Texte présenté:
☆ ☆ ☆ ☆ ☆

Il est fâcheux pour la famille doctrinaire que les évènemens qui se passent dans la Péninsule aient détourné sur eux l’attention générale. La harangue de M. Guizot aux cent soixante-neuf électeurs de Lisieux n’a pas produit tout l’effet que s’en promettaient les amis du rédacteur en chef de la Paix. Cependant il vaut la peine d’étudier cette pièce d’éloquence dirigée contre le ministère du 22 février, et destinée à porter l’épouvante dans ses rangs. D’abord M. Guizot remercie les cent soixante-neuf électeurs de Lisieux de leur persévérance politique ; cet éloge lui sert de transition pour célébrer le système du juste-milieu qui est à la fois, suivons bien ceci, la politique du 13 mars, la politique de Casimir Périer, la politique du 11 octobre, la politique de M. Guizot, la politique des amis de M. Guizot, la politique royale, la politique nationale. M. Guizot n’a jamais été plus prolixe et moins clair qu’au banquet de Lisieux. Cependant à travers tous les paralogismes et les adulations de l’ancien ministre de l’instruction publique perce cette pensée qu’on ne saurait trop méditer : Le roi Louis-Philippe remplit aujourd’hui la même mission politique qu’Henri IV au commencement du xviie siècle ; il est possible qu’il succombe tragiquement dans sa glorieuse entreprise. (On peut se rappeler qu’il y a quinze jours, un journal qui reçoit volontiers les inspirations de M. Guizot, semblait vouloir préparer la France à la possibilité d’une catastrophe, et travaillait d’avance à l’en consoler.) Mais après Henri IV vint Richelieu ; or, la France est assez heureuse pour avoir l’équivalent de ce grand ministre, comme elle a sur le trône l’image du grand roi qui est tombé sous le fer d’un assassin. Le nouveau Richelieu, vous l’avez deviné, n’est autre que M. Guizot, qui se juge destiné, sous un nouveau règne, à enchaîner les factions et à réprimer la démocratie, comme Armand du Plessis abaissa la noblesse. Ainsi l’histoire est décrétée d’avance, et nous n’avons plus qu’à nous soumettre aux prévisions du député du Calvados. Il nous semble qu’ici M. Guizot, qui a si souvent reproché à ses adversaires le plagiat politique, ne s’en gêne guère, et nous le surprenons à se contrefaire un avenir d’après un passé qui nous semble peu convenir à sa taille.

☆ ☆ ☆ ☆ ☆

Consigne:
Reformulez sous forme de liste le paragraphe du texte présenté ci-dessus qui commence par « Il est fâcheux pour la famille doctrinaire », en conservant ses faits principaux.

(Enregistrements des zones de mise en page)

☆ ☆ ☆ ☆ ☆

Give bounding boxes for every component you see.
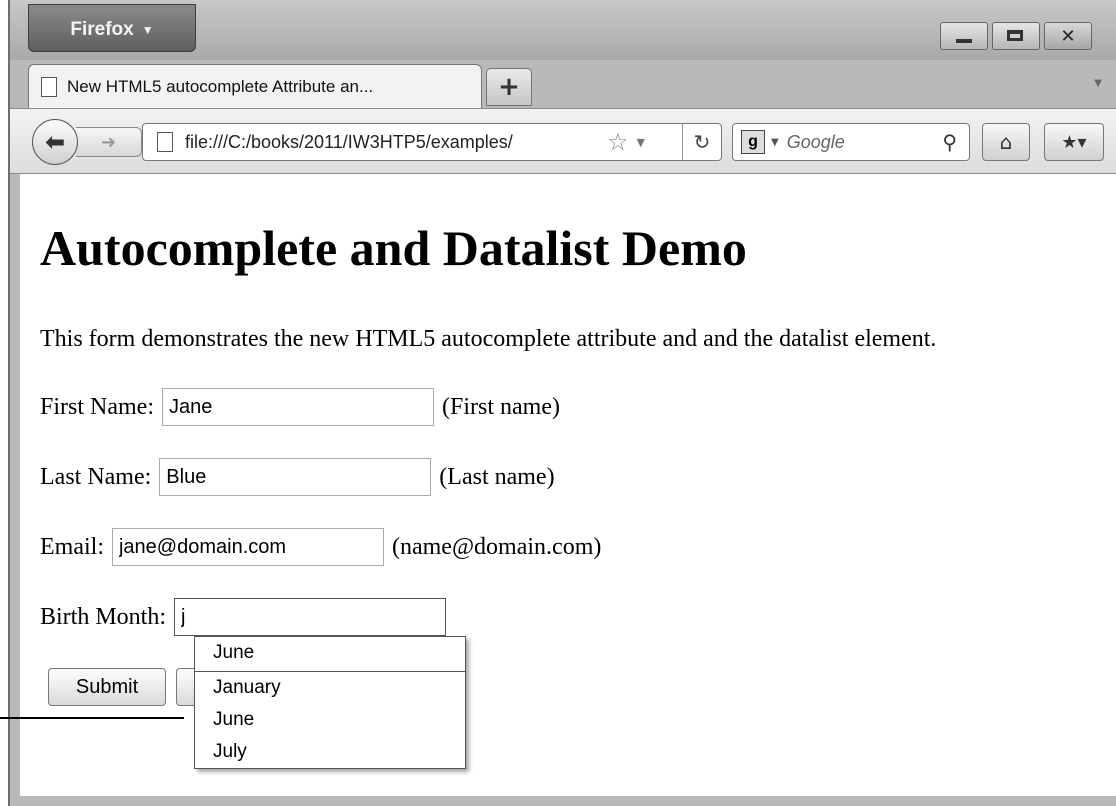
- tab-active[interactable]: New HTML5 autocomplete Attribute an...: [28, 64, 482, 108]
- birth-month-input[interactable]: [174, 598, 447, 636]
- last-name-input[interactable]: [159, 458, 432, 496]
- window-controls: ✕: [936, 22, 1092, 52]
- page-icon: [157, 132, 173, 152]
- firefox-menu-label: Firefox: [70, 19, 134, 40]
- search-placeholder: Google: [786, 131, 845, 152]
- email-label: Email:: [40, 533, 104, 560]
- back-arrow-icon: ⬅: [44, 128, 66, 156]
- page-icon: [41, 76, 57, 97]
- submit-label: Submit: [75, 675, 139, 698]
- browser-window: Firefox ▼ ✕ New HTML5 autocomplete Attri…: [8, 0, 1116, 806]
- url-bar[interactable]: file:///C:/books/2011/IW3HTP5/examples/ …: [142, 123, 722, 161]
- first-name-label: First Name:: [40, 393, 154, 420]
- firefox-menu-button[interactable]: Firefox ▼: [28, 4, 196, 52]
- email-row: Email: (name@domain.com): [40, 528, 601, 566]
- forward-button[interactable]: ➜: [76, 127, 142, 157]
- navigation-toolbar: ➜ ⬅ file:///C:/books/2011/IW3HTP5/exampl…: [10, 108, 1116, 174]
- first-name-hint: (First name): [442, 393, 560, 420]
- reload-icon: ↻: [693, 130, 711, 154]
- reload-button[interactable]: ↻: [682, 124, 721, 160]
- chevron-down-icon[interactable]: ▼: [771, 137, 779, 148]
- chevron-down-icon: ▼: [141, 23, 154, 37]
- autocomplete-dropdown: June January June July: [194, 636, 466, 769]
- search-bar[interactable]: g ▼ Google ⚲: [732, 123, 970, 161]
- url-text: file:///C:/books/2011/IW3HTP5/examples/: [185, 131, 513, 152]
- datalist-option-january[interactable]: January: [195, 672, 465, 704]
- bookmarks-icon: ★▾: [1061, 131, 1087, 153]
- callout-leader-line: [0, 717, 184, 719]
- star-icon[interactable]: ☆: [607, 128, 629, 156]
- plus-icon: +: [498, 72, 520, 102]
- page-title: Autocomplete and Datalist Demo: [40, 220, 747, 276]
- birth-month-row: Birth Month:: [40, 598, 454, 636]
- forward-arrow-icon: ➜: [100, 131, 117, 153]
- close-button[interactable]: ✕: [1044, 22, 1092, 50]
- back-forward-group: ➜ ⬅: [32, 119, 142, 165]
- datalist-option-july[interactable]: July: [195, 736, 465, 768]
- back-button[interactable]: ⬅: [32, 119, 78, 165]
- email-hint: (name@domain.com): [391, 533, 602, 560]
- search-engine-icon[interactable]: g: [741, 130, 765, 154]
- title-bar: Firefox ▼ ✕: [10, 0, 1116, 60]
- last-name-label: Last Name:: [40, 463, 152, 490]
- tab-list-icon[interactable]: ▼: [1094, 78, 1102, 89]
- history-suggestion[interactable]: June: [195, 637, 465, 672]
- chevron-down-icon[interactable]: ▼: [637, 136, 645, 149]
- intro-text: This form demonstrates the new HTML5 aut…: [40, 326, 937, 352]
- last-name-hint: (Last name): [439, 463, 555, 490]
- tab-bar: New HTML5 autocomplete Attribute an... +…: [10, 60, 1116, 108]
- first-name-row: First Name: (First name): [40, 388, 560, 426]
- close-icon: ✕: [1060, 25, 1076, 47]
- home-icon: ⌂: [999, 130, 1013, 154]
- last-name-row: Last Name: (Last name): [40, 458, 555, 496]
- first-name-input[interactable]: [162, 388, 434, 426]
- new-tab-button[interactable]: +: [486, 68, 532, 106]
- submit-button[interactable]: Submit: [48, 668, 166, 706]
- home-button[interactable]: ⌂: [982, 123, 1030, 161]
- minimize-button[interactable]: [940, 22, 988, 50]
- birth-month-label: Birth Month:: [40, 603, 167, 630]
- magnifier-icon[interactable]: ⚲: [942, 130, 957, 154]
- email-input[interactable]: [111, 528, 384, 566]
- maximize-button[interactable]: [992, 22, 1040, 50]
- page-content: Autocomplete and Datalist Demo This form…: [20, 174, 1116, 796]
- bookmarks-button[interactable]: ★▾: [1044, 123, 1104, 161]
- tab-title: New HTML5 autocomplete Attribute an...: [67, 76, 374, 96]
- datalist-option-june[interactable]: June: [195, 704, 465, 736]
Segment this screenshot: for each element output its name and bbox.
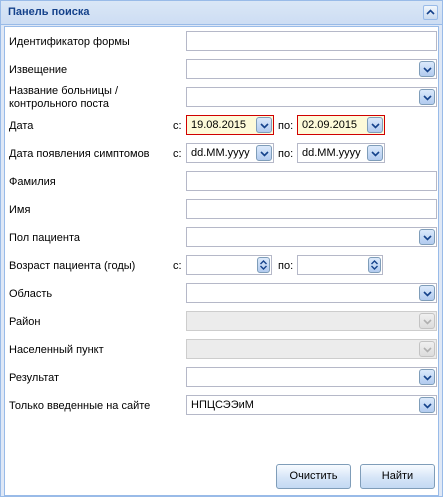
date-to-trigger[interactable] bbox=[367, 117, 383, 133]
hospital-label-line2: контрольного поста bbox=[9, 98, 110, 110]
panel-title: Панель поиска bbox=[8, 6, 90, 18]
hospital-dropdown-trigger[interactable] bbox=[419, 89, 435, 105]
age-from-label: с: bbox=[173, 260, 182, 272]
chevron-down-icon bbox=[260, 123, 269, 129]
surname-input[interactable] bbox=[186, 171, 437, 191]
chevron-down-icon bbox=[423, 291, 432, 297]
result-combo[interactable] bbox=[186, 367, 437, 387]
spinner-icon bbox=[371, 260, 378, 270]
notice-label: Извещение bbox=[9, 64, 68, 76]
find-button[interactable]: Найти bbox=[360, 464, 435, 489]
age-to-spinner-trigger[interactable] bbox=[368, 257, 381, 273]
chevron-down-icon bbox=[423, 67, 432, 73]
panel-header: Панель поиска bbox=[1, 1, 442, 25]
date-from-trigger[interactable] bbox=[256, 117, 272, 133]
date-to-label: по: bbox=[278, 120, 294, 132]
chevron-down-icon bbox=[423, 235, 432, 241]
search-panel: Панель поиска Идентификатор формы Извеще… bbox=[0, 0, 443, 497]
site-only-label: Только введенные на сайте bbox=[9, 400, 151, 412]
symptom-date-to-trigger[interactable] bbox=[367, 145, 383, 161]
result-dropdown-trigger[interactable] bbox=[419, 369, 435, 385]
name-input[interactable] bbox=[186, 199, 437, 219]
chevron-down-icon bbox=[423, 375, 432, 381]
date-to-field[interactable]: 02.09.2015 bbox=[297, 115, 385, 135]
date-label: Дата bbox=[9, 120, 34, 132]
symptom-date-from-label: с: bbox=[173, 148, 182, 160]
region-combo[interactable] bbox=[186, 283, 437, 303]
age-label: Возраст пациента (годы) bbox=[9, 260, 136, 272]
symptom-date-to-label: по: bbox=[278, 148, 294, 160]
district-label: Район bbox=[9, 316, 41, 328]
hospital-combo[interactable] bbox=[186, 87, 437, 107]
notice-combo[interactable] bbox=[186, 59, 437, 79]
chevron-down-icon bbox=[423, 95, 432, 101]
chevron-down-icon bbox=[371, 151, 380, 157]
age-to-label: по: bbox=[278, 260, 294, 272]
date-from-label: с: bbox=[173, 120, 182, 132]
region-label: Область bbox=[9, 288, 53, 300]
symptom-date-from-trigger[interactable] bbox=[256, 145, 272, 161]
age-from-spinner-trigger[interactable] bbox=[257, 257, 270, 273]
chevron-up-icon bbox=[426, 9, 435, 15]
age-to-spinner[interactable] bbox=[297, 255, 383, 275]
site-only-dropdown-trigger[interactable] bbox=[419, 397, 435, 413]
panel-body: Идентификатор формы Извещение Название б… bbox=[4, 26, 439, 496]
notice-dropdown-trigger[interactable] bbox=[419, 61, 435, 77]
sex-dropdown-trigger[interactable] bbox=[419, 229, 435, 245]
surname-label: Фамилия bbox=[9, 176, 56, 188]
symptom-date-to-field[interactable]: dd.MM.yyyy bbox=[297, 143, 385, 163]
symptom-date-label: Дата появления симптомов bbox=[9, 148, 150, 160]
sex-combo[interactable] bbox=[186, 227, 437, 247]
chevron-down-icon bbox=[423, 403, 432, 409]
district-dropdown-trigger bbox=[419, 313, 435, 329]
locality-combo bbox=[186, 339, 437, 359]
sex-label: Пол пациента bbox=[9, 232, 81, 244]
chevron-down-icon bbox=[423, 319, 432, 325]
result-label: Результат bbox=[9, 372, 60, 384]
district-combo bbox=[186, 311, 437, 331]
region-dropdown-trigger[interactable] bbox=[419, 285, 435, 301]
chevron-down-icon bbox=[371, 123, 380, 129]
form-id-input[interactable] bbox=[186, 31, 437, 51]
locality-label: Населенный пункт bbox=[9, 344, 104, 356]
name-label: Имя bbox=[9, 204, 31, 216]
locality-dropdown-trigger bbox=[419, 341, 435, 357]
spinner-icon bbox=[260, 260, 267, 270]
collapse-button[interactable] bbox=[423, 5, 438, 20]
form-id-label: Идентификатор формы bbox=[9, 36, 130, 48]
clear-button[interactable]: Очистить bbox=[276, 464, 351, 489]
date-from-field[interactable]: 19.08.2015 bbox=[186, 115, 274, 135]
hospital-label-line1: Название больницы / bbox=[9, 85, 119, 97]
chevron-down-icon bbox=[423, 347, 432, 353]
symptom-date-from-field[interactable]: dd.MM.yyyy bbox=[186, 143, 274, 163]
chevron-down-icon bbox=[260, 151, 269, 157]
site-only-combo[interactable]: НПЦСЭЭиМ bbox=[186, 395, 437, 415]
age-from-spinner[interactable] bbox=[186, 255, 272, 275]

☆ ☆ ☆ ☆ ☆

Réponse:
- Les évènements de la Péninsule ont détourné l'attention générale, ce qui est fâcheux pour la famille doctrinaire.
- La harangue de M. Guizot aux cent soixante-neuf électeurs de Lisieux n'a pas eu l'effet qu'en espéraient les amis du rédacteur en chef de la Paix.
- Ce discours était dirigé contre le ministère du 22 février et devait semer l'épouvante dans ses rangs.
- M. Guizot y remercie les électeurs de leur persévérance politique. Il célèbre ensuite le système du juste-milieu, présenté à la fois comme la politique du 13 mars, de Casimir Périer, du 11 octobre, de M. Guizot et de ses amis, ainsi que comme la politique royale et nationale.
- Le discours est jugé plus prolixe et moins clair que jamais.
- Il en ressort l'idée que Louis-Philippe remplit la même mission qu'Henri IV au début du XVIIe siècle et qu'il pourrait succomber tragiquement.
- Quinze jours plus tôt, un journal inspiré par M. Guizot semblait préparer la France à une catastrophe possible.
- Après Henri IV est venu Richelieu. M. Guizot se voit comme le nouveau Richelieu, destiné à enchaîner les factions et à réprimer la démocratie.
- L'auteur lui reproche de pratiquer le plagiat politique qu'il reprochait à ses adversaires, en se façonnant un avenir d'après un passé qui convient peu à sa taille.